▸ Stated task:
Extract the listing in its entirety, keeping each line identical to the original.

▸ Material for the task:
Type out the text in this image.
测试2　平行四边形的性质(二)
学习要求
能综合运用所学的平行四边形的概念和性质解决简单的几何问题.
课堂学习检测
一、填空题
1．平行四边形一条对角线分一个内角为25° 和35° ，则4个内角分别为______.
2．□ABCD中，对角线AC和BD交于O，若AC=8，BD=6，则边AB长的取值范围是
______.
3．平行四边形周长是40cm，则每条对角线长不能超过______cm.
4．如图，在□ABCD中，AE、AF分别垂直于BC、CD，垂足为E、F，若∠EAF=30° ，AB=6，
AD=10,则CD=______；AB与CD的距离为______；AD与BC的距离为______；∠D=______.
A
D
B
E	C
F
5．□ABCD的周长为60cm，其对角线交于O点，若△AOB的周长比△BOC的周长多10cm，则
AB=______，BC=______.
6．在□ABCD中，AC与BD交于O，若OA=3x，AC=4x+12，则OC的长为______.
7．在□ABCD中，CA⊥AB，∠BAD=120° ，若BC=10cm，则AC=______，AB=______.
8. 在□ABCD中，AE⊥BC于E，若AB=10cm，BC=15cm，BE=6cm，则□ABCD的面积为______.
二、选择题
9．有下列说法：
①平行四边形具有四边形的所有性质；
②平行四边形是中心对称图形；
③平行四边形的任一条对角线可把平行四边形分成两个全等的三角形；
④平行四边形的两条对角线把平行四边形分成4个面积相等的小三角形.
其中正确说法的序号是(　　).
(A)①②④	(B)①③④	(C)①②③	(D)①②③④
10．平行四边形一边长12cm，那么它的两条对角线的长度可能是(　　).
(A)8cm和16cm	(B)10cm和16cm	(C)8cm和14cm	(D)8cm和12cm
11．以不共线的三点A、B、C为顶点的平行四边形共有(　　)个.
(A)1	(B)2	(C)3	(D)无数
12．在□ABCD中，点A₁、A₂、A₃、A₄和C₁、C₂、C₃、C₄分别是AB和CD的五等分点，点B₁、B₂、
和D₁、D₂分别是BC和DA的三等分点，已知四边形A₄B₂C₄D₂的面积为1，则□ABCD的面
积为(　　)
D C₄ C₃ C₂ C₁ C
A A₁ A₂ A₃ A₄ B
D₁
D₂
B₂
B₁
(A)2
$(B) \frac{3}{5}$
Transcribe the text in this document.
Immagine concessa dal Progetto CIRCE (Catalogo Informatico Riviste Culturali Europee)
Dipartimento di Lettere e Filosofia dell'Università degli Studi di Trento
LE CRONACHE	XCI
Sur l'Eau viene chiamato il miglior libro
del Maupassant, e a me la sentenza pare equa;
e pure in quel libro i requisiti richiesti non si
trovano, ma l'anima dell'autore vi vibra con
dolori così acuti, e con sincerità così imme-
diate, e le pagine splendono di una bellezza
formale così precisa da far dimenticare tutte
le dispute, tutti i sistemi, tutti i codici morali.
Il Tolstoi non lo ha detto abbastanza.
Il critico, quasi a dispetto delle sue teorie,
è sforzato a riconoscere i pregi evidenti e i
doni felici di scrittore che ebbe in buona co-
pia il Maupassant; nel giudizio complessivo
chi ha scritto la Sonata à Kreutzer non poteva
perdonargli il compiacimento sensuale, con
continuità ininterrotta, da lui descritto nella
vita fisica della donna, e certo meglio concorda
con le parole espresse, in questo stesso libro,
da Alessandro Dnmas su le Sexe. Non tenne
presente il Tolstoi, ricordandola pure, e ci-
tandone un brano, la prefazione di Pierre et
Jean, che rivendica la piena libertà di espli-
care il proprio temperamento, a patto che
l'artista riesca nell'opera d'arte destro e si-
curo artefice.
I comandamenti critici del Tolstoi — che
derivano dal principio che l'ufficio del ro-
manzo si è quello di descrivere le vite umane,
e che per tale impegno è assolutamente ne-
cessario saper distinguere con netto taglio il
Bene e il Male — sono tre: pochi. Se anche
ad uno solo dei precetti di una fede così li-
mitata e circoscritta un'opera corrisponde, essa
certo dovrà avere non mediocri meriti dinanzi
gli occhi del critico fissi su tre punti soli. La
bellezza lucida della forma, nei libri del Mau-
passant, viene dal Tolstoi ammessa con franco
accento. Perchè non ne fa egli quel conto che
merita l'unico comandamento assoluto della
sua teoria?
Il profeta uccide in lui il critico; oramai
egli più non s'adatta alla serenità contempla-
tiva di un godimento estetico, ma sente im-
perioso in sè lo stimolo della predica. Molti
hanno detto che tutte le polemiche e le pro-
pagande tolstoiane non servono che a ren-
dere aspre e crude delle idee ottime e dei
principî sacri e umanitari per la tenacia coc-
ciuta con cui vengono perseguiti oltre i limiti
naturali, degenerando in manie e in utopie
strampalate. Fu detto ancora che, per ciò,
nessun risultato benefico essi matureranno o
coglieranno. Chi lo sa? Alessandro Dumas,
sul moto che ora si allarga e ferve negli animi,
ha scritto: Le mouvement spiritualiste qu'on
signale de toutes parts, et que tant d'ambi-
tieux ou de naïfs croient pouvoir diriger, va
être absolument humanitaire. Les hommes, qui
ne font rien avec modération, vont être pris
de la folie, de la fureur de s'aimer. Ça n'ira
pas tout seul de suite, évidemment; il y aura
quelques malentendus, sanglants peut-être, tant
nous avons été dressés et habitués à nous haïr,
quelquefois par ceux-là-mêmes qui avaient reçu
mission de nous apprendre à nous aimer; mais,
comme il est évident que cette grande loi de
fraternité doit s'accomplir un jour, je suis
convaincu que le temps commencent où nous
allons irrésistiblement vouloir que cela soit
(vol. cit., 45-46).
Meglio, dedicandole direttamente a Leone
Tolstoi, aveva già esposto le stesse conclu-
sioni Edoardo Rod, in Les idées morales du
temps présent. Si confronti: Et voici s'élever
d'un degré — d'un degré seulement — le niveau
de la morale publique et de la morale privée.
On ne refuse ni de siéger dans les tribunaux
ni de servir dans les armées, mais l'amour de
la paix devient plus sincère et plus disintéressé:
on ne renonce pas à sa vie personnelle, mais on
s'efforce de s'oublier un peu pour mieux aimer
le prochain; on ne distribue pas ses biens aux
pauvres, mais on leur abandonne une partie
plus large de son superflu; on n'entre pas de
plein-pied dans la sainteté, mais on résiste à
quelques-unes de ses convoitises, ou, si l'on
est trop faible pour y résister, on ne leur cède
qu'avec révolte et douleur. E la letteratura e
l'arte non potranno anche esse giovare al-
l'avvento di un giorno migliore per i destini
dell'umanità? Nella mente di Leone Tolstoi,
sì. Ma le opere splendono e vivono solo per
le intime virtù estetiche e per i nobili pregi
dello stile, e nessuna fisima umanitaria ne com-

▸ Answer below:
Type out the text in this image.
测试2　平行四边形的性质(二)
学习要求
能综合运用所学的平行四边形的概念和性质解决简单的几何问题.
课堂学习检测
一、填空题
1．平行四边形一条对角线分一个内角为25° 和35° ，则4个内角分别为______.
2．□ABCD中，对角线AC和BD交于O，若AC=8，BD=6，则边AB长的取值范围是
______.
3．平行四边形周长是40cm，则每条对角线长不能超过______cm.
4．如图，在□ABCD中，AE、AF分别垂直于BC、CD，垂足为E、F，若∠EAF=30° ，AB=6，
AD=10,则CD=______；AB与CD的距离为______；AD与BC的距离为______；∠D=______.
A
D
B
E	C
F
5．□ABCD的周长为60cm，其对角线交于O点，若△AOB的周长比△BOC的周长多10cm，则
AB=______，BC=______.
6．在□ABCD中，AC与BD交于O，若OA=3x，AC=4x+12，则OC的长为______.
7．在□ABCD中，CA⊥AB，∠BAD=120° ，若BC=10cm，则AC=______，AB=______.
8. 在□ABCD中，AE⊥BC于E，若AB=10cm，BC=15cm，BE=6cm，则□ABCD的面积为______.
二、选择题
9．有下列说法：
①平行四边形具有四边形的所有性质；
②平行四边形是中心对称图形；
③平行四边形的任一条对角线可把平行四边形分成两个全等的三角形；
④平行四边形的两条对角线把平行四边形分成4个面积相等的小三角形.
其中正确说法的序号是(　　).
(A)①②④	(B)①③④	(C)①②③	(D)①②③④
10．平行四边形一边长12cm，那么它的两条对角线的长度可能是(　　).
(A)8cm和16cm	(B)10cm和16cm	(C)8cm和14cm	(D)8cm和12cm
11．以不共线的三点A、B、C为顶点的平行四边形共有(　　)个.
(A)1	(B)2	(C)3	(D)无数
12．在□ABCD中，点A₁、A₂、A₃、A₄和C₁、C₂、C₃、C₄分别是AB和CD的五等分点，点B₁、B₂、
和D₁、D₂分别是BC和DA的三等分点，已知四边形A₄B₂C₄D₂的面积为1，则□ABCD的面
积为(　　)
D C₄ C₃ C₂ C₁ C
A A₁ A₂ A₃ A₄ B
D₁
D₂
B₂
B₁
(A)2
$(B) \frac{3}{5}$
Transcribe the text in this document.
Immagine concessa dal Progetto CIRCE (Catalogo Informatico Riviste Culturali Europee)
Dipartimento di Lettere e Filosofia dell'Università degli Studi di Trento
LE CRONACHE	XCI
Sur l'Eau viene chiamato il miglior libro
del Maupassant, e a me la sentenza pare equa;
e pure in quel libro i requisiti richiesti non si
trovano, ma l'anima dell'autore vi vibra con
dolori così acuti, e con sincerità così imme-
diate, e le pagine splendono di una bellezza
formale così precisa da far dimenticare tutte
le dispute, tutti i sistemi, tutti i codici morali.
Il Tolstoi non lo ha detto abbastanza.
Il critico, quasi a dispetto delle sue teorie,
è sforzato a riconoscere i pregi evidenti e i
doni felici di scrittore che ebbe in buona co-
pia il Maupassant; nel giudizio complessivo
chi ha scritto la Sonata à Kreutzer non poteva
perdonargli il compiacimento sensuale, con
continuità ininterrotta, da lui descritto nella
vita fisica della donna, e certo meglio concorda
con le parole espresse, in questo stesso libro,
da Alessandro Dnmas su le Sexe. Non tenne
presente il Tolstoi, ricordandola pure, e ci-
tandone un brano, la prefazione di Pierre et
Jean, che rivendica la piena libertà di espli-
care il proprio temperamento, a patto che
l'artista riesca nell'opera d'arte destro e si-
curo artefice.
I comandamenti critici del Tolstoi — che
derivano dal principio che l'ufficio del ro-
manzo si è quello di descrivere le vite umane,
e che per tale impegno è assolutamente ne-
cessario saper distinguere con netto taglio il
Bene e il Male — sono tre: pochi. Se anche
ad uno solo dei precetti di una fede così li-
mitata e circoscritta un'opera corrisponde, essa
certo dovrà avere non mediocri meriti dinanzi
gli occhi del critico fissi su tre punti soli. La
bellezza lucida della forma, nei libri del Mau-
passant, viene dal Tolstoi ammessa con franco
accento. Perchè non ne fa egli quel conto che
merita l'unico comandamento assoluto della
sua teoria?
Il profeta uccide in lui il critico; oramai
egli più non s'adatta alla serenità contempla-
tiva di un godimento estetico, ma sente im-
perioso in sè lo stimolo della predica. Molti
hanno detto che tutte le polemiche e le pro-
pagande tolstoiane non servono che a ren-
dere aspre e crude delle idee ottime e dei
principî sacri e umanitari per la tenacia coc-
ciuta con cui vengono perseguiti oltre i limiti
naturali, degenerando in manie e in utopie
strampalate. Fu detto ancora che, per ciò,
nessun risultato benefico essi matureranno o
coglieranno. Chi lo sa? Alessandro Dumas,
sul moto che ora si allarga e ferve negli animi,
ha scritto: Le mouvement spiritualiste qu'on
signale de toutes parts, et que tant d'ambi-
tieux ou de naïfs croient pouvoir diriger, va
être absolument humanitaire. Les hommes, qui
ne font rien avec modération, vont être pris
de la folie, de la fureur de s'aimer. Ça n'ira
pas tout seul de suite, évidemment; il y aura
quelques malentendus, sanglants peut-être, tant
nous avons été dressés et habitués à nous haïr,
quelquefois par ceux-là-mêmes qui avaient reçu
mission de nous apprendre à nous aimer; mais,
comme il est évident que cette grande loi de
fraternité doit s'accomplir un jour, je suis
convaincu que le temps commencent où nous
allons irrésistiblement vouloir que cela soit
(vol. cit., 45-46).
Meglio, dedicandole direttamente a Leone
Tolstoi, aveva già esposto le stesse conclu-
sioni Edoardo Rod, in Les idées morales du
temps présent. Si confronti: Et voici s'élever
d'un degré — d'un degré seulement — le niveau
de la morale publique et de la morale privée.
On ne refuse ni de siéger dans les tribunaux
ni de servir dans les armées, mais l'amour de
la paix devient plus sincère et plus disintéressé:
on ne renonce pas à sa vie personnelle, mais on
s'efforce de s'oublier un peu pour mieux aimer
le prochain; on ne distribue pas ses biens aux
pauvres, mais on leur abandonne une partie
plus large de son superflu; on n'entre pas de
plein-pied dans la sainteté, mais on résiste à
quelques-unes de ses convoitises, ou, si l'on
est trop faible pour y résister, on ne leur cède
qu'avec révolte et douleur. E la letteratura e
l'arte non potranno anche esse giovare al-
l'avvento di un giorno migliore per i destini
dell'umanità? Nella mente di Leone Tolstoi,
sì. Ma le opere splendono e vivono solo per
le intime virtù estetiche e per i nobili pregi
dello stile, e nessuna fisima umanitaria ne com-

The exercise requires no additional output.